**To do**
Check every line of the entries for "name", and copy the lines that hold it.

━━━

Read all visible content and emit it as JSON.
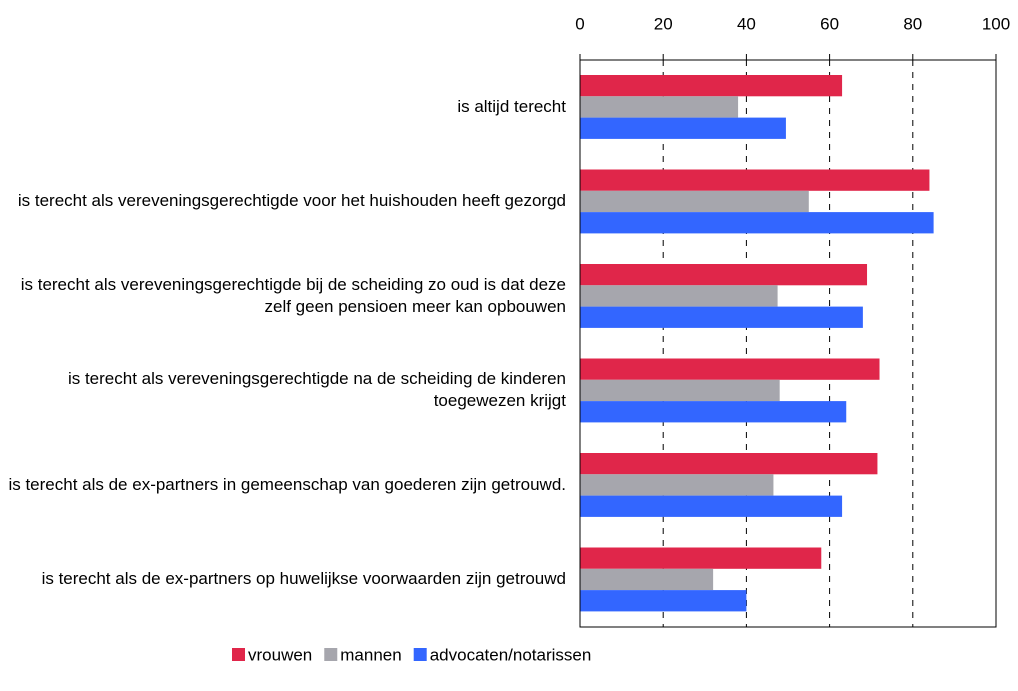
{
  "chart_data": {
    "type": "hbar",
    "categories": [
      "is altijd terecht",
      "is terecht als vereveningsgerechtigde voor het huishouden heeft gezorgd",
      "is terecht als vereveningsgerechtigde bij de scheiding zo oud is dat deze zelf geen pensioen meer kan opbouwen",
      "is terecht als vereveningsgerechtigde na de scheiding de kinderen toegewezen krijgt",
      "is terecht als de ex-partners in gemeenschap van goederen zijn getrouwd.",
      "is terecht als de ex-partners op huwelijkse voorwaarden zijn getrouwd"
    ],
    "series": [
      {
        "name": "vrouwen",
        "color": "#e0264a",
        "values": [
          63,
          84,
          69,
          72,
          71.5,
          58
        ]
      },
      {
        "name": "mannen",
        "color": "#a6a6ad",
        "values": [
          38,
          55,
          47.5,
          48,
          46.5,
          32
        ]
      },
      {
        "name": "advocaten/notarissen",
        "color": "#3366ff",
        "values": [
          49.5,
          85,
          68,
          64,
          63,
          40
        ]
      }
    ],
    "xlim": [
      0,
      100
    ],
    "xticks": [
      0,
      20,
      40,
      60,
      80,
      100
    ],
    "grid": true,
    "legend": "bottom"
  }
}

━━━

**Completed task**
        "name": "vrouwen",
        "name": "mannen",
        "name": "advocaten/notarissen",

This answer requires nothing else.